## Texto selecionado
Artigo publicado hoje n’O Popular.
Segundo a crítica literária Michiko Kakutani, a noção pós-modernista de que não existem verdades absolutas, abraçada pela esquerda em meados do século passado, foi também, e ironicamente, adotada pela extrema direita contemporânea. A noção é autoanuladora: se não existem verdades absolutas, como asseverá-lo? Noutras palavras, a asserção “não existem verdades absolutas” arroga-se, paradoxalmente, o status de uma verdade absoluta: logo, caso seja verdadeira, é falsa; e caso seja falsa, é verdadeira. Em seu livro A Morte da Verdade – Notas Sobre a Mentira na Era Trump (ed. Intrínseca, trad.: André Czarnobai e Marcela Duarte), Kakutani procura discorrer sobre como o relativismo cego e inconsequente teria resultado nesse estado de fragmentação epistemológica e ética que vivenciamos nos dias de hoje.
Traçando um panorama ligeiro e, por conseguinte, simplificador do pós-modernismo – especialmente quando enfia os nomes de Nietzsche e Heidegger de maneira leviana, aludindo-os como credores de Foucault e Derrida sem, contudo, contextualizar e fundamentar tal afirmação –, Kakutani tenta descrever o fenômeno Trump como sintomático do relativismo supracitado, do ambiente histérico que resultou das chamadas guerras culturais e, sobretudo, dos usos e abusos da internet em geral e das redes sociais em particular.
Segundo ela, as fraturas epistêmicas, aprofundadas pela erosão do chão comum que deveria nos sustentar, apontam para o esgarçamento das estruturas políticas e democráticas e para o recrudescimento de um novo tipo de autoritarismo, beneficiário da esquizofrenia disseminadora de fake news e afins. Em um mundo no qual nada é objetivamente verdadeiro, mas fruto de diversas “narrativas”, qualquer coisa pode ser tomada ou aceita como “fato”, a depender do gosto do freguês — incluindo as notícias, ou mentiras, mais absurdas.

## Tarefas a cumprir
A. Devolva, sem alterações, o trecho do artigo sobre o livro de Michiko Kakutani que começa em "Traçando um panorama" e termina em "sociais em particular.".
B. Responda, por favor, com base no artigo sobre o livro de Michiko Kakutani:
(i) Em que jornal o artigo foi publicado?
(ii) Quem traduziu o livro de Kakutani?
(iii) Quais nomes Kakutani apresenta como credores de Foucault e Derrida?
C. Prossiga o artigo sobre o livro de Michiko Kakutani a partir da última frase apresentada.

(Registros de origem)
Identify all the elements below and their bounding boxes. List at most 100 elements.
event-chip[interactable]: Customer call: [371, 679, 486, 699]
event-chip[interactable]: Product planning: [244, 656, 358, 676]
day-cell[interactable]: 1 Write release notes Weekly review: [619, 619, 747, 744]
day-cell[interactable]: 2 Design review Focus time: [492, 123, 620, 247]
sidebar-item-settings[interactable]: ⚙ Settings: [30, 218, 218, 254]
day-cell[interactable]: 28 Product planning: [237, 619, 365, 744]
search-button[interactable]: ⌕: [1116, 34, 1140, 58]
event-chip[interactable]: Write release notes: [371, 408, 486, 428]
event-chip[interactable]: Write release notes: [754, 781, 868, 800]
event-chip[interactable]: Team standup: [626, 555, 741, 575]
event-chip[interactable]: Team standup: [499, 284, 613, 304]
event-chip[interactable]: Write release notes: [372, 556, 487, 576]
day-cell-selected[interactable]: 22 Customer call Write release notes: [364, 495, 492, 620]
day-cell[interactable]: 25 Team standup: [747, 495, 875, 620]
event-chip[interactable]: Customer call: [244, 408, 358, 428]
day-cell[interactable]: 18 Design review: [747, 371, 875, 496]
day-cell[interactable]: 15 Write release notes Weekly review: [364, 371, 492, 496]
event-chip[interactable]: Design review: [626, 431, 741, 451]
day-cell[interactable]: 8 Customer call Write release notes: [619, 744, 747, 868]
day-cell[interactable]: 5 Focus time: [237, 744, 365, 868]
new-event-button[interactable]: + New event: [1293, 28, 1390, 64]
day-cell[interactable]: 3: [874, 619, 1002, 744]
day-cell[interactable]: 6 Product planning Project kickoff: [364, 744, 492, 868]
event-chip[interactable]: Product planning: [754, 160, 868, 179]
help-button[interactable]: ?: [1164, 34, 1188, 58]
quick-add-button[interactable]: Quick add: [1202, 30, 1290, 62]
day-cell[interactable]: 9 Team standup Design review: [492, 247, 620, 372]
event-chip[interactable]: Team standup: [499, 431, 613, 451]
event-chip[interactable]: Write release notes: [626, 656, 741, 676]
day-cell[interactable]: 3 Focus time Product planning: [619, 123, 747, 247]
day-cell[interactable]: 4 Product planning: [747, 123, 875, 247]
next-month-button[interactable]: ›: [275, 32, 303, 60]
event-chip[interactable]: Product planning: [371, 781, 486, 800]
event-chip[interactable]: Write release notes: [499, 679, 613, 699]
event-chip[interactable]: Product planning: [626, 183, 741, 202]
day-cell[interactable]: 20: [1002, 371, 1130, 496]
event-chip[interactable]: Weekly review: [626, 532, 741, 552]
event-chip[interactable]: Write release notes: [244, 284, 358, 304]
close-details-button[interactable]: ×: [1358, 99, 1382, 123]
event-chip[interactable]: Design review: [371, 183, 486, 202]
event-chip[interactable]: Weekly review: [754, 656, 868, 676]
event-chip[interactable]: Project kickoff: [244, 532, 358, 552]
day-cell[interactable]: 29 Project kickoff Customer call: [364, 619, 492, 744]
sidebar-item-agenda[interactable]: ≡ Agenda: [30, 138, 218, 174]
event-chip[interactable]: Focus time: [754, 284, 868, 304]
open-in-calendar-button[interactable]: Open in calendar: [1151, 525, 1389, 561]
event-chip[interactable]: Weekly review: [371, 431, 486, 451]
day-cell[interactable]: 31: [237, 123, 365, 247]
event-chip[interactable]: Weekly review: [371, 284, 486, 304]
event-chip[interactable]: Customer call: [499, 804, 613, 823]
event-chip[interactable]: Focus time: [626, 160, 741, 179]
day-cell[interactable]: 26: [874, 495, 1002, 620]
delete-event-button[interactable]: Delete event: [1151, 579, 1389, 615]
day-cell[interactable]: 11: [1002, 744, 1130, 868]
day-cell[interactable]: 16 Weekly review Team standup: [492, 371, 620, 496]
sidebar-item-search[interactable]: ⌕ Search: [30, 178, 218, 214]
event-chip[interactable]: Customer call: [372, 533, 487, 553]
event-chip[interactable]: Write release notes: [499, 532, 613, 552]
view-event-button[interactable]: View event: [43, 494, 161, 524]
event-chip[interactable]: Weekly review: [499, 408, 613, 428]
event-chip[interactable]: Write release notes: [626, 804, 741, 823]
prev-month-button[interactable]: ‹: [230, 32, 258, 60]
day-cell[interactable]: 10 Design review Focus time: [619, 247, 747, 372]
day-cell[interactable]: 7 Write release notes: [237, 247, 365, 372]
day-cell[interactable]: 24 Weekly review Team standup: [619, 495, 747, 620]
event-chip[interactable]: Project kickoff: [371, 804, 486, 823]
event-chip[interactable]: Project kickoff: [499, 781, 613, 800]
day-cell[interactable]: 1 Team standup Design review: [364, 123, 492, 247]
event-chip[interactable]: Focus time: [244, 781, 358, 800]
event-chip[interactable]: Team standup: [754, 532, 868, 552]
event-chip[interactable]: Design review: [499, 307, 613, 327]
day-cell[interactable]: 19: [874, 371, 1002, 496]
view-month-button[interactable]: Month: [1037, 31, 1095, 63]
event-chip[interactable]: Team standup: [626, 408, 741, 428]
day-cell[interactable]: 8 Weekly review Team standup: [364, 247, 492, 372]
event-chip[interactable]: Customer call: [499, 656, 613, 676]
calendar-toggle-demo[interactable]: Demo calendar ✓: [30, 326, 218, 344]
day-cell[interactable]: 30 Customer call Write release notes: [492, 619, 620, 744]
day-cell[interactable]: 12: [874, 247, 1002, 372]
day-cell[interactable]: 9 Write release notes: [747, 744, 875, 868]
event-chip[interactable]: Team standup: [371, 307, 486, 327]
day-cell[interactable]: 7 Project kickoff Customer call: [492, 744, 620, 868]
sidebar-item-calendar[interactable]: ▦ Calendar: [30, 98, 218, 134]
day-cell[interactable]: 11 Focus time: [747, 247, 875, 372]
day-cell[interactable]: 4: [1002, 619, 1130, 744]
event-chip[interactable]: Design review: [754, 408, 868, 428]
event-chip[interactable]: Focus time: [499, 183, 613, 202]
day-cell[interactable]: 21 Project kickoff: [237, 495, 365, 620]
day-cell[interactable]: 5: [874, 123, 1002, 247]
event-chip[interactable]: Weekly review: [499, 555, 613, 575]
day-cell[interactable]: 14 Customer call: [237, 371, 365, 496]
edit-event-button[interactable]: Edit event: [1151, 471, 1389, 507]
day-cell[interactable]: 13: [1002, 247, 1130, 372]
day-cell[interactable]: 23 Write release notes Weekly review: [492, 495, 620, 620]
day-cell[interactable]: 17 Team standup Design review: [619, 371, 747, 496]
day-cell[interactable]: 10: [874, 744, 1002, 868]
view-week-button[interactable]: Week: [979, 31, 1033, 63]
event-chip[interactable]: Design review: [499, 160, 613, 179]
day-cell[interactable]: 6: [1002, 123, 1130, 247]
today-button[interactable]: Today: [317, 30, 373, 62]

## Respostas em ordem
A.
Traçando um panorama ligeiro e, por conseguinte, simplificador do pós-modernismo – especialmente quando enfia os nomes de Nietzsche e Heidegger de maneira leviana, aludindo-os como credores de Foucault e Derrida sem, contudo, contextualizar e fundamentar tal afirmação –, Kakutani tenta descrever o fenômeno Trump como sintomático do relativismo supracitado, do ambiente histérico que resultou das chamadas guerras culturais e, sobretudo, dos usos e abusos da internet em geral e das redes sociais em particular.

B.
(i) O Popular.
(ii) André Czarnobai e Marcela Duarte.
(iii) Nietzsche e Heidegger.

C.
O problema é que Kakutani está, ela própria, desenrolando uma narrativa, e parece incompreender que os termos dos quais se utiliza foram também mergulhados naquele oceano de ensurdecedora esquizofrenia. Assim como Heidegger, em Sobre o “Humanismo”, critica em Sartre o uso do mesmo vocabulário que o francês intenta criticar, de tal modo que o existencialista acaba ridiculamente enredado pela própria armadilha, percebo em Kakutani uma crítica do perspectivismo que, no entanto, não consegue escapar dos vícios perspectivistas.
Talvez esse problema seja fruto da crença da autora não em um sistema político – a democracia ocidental –, mas na ideia de um sistema político – a Democracia Ocidental – que nunca se instalou por completo e irredutivelmente na realidade, nem mesmo nos EUA de Don Draper. É óbvio que o ideal alimenta o concreto, e é certo que alguns dos nossos melhores momentos são ou foram resultantes de uma maior aproximação daquele ideal, mas o choro por um Éden imaginário não torna esse paraíso menos perdido, e perdido de antemão.
Assim, A Morte da Verdade serve mais como um testemunho dos nossos dias do que como uma discussão aprofundada acerca dos mesmos — é um sintoma, não um diagnóstico. Mas, justiça seja feita, um sintoma arejador, amparado em uma teia febril de relações e competente na maneira como, em suas passagens mais felizes, enquadra picaretas como Derrida e Paul de Man. Ou seja, é o tipo de sintoma que chama a atenção para a doença, possibilitando um tratamento mais adequado da mesma.